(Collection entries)
>> BEGIN

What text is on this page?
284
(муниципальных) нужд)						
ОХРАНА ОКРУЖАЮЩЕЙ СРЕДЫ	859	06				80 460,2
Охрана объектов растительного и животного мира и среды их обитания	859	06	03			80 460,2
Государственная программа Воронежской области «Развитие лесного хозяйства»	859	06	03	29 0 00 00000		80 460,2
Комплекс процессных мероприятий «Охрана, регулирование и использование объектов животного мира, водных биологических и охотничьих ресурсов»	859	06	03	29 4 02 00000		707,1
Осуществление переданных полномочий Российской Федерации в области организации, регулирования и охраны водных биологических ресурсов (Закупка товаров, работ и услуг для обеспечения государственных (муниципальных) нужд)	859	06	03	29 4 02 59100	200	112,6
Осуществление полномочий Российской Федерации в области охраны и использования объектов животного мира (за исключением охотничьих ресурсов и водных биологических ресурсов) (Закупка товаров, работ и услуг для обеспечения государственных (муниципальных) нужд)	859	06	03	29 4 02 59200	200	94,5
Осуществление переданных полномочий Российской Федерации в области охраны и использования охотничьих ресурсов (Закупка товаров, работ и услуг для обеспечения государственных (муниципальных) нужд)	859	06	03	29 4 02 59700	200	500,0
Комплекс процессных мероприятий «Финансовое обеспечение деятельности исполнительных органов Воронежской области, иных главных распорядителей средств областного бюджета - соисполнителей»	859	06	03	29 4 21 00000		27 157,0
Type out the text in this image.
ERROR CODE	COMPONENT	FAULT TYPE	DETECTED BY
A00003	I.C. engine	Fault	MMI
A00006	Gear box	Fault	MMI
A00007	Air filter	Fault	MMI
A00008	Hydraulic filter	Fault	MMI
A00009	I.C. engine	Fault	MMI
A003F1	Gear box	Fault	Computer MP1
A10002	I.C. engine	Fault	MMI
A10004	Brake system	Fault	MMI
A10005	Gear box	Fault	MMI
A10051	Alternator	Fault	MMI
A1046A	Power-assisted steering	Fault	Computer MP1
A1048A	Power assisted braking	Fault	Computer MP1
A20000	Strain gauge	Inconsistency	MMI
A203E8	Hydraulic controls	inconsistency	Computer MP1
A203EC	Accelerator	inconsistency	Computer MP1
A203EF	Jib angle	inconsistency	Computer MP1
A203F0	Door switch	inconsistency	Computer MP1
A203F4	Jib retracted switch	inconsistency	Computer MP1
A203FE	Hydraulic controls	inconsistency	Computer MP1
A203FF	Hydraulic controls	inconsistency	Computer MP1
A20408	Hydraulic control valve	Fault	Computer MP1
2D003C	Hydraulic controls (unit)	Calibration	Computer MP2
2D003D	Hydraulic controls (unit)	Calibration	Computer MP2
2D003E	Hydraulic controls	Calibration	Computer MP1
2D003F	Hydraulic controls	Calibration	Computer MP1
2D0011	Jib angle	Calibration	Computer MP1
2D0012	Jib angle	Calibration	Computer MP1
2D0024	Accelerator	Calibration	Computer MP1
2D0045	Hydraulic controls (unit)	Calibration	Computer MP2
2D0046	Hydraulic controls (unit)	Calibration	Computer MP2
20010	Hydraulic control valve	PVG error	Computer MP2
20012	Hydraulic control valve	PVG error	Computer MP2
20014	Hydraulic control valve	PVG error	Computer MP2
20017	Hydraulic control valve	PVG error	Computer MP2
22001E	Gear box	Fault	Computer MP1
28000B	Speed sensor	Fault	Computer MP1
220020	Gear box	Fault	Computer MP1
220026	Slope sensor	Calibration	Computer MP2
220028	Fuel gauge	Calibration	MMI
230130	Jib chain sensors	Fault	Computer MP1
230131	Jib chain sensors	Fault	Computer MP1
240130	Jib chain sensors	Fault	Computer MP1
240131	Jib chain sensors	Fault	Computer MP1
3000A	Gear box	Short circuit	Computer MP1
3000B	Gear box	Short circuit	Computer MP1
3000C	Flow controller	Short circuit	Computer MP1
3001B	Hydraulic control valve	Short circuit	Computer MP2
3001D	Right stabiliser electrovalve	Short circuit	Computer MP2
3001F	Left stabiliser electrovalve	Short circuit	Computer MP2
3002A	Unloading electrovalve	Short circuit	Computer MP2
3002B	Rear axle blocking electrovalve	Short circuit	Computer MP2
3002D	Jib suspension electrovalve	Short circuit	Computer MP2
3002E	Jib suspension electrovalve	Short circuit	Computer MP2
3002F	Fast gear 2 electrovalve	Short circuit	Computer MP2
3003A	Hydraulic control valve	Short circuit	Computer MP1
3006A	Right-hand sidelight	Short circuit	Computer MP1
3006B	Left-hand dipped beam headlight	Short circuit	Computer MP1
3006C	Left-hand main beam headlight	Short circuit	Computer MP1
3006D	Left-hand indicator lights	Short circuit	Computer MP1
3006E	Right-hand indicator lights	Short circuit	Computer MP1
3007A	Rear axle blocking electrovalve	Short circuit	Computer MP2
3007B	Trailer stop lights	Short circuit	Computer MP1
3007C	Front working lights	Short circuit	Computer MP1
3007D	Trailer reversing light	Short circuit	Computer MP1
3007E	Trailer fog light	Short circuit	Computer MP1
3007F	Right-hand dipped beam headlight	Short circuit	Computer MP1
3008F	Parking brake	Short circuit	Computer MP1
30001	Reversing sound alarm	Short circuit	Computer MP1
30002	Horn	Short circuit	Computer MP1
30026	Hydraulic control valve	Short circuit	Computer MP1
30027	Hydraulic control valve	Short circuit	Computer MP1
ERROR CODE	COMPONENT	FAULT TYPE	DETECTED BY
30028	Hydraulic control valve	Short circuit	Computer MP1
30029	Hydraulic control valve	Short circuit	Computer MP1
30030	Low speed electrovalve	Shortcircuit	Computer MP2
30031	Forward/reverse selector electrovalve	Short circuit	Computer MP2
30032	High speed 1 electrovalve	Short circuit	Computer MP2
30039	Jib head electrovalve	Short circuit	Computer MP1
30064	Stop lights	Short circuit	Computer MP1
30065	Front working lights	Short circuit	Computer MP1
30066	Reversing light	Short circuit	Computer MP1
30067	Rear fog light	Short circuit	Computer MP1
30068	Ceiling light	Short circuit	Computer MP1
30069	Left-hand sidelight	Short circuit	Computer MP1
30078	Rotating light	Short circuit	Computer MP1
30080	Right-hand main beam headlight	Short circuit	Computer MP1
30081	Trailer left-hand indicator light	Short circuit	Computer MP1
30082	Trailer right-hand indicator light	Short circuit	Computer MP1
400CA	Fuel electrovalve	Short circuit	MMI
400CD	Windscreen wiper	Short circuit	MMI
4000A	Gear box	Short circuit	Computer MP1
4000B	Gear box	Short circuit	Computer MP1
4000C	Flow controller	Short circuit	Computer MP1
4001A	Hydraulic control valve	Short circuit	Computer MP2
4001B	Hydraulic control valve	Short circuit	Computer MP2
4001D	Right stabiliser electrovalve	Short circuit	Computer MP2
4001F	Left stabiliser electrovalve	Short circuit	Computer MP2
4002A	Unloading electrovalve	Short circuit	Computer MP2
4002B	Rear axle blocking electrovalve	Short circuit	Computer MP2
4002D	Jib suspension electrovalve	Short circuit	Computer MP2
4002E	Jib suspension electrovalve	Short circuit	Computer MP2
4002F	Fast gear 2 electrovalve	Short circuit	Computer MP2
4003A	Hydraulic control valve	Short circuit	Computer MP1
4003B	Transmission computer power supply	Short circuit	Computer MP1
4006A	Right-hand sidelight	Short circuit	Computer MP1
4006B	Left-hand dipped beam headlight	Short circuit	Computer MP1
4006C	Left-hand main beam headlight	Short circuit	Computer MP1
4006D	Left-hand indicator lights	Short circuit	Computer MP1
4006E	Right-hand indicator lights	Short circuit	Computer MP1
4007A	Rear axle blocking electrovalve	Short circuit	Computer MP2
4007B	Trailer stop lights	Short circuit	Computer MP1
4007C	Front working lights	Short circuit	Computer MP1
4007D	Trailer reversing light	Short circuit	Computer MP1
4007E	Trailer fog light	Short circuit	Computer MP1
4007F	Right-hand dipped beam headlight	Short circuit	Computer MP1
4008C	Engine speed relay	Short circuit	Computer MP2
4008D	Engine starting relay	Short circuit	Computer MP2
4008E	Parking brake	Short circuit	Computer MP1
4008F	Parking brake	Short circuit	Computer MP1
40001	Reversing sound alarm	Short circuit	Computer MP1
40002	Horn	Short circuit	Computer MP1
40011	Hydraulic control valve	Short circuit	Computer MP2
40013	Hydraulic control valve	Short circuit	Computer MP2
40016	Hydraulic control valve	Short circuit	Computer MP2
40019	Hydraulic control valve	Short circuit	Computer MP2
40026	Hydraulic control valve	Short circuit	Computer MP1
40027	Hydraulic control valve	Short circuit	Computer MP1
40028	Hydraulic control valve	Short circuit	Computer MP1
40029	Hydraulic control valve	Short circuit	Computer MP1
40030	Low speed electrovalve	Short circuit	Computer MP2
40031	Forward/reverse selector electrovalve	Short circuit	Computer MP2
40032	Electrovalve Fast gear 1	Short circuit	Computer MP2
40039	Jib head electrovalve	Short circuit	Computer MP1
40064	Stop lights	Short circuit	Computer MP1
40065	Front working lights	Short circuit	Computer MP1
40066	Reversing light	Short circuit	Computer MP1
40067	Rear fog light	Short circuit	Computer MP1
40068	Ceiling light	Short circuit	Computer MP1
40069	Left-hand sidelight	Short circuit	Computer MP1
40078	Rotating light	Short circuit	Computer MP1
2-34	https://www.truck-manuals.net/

>> END

State, as a bare number, how many lines of the listing hold the word "Flow".

2